*Exercise details*
Would you retype the listing word for word, skipping its pictures?

*Material supplied*

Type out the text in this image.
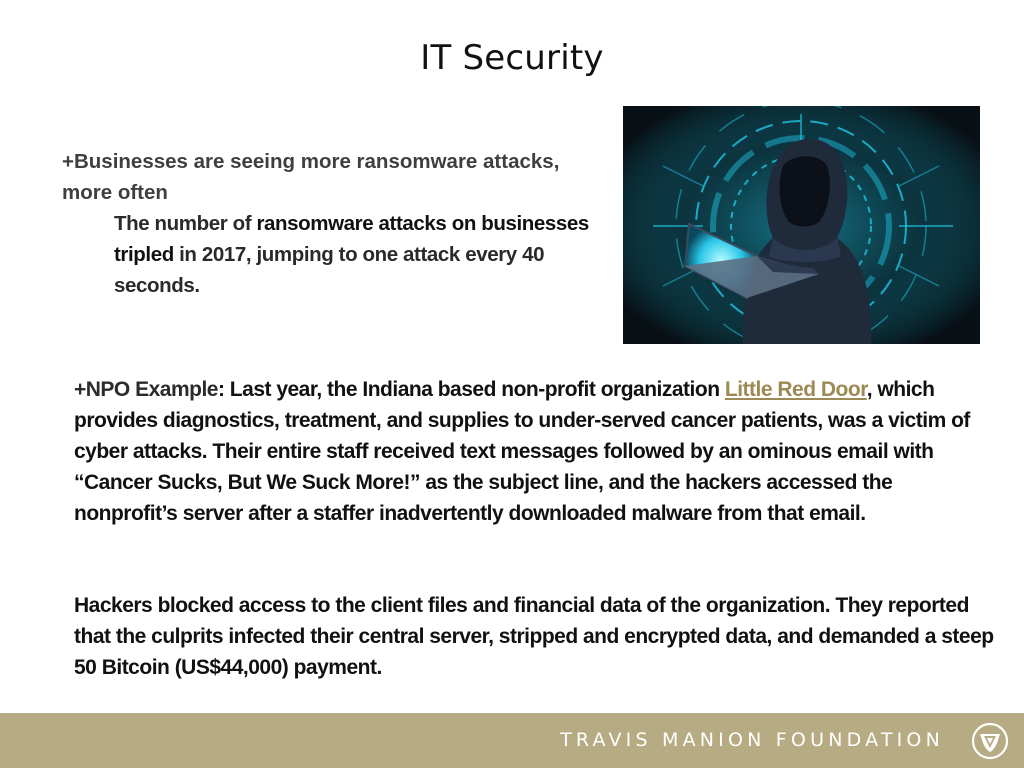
IT Security
+Businesses are seeing more ransomware attacks, more often
The number of ransomware attacks on businesses tripled in 2017, jumping to one attack every 40 seconds.
+NPO Example: Last year, the Indiana based non-profit organization Little Red Door, which provides diagnostics, treatment, and supplies to under-served cancer patients, was a victim of cyber attacks. Their entire staff received text messages followed by an ominous email with “Cancer Sucks, But We Suck More!” as the subject line, and the hackers accessed the nonprofit’s server after a staffer inadvertently downloaded malware from that email.
Hackers blocked access to the client files and financial data of the organization. They reported that the culprits infected their central server, stripped and encrypted data, and demanded a steep 50 Bitcoin (US$44,000) payment.
TRAVIS MANION FOUNDATION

*Exercise output*
Type out the text in this image.
IT Security
+Businesses are seeing more ransomware attacks, more often
The number of ransomware attacks on businesses tripled in 2017, jumping to one attack every 40 seconds.
+NPO Example: Last year, the Indiana based non-profit organization Little Red Door, which provides diagnostics, treatment, and supplies to under-served cancer patients, was a victim of cyber attacks. Their entire staff received text messages followed by an ominous email with “Cancer Sucks, But We Suck More!” as the subject line, and the hackers accessed the nonprofit’s server after a staffer inadvertently downloaded malware from that email.
Hackers blocked access to the client files and financial data of the organization. They reported that the culprits infected their central server, stripped and encrypted data, and demanded a steep 50 Bitcoin (US$44,000) payment.
TRAVIS MANION FOUNDATION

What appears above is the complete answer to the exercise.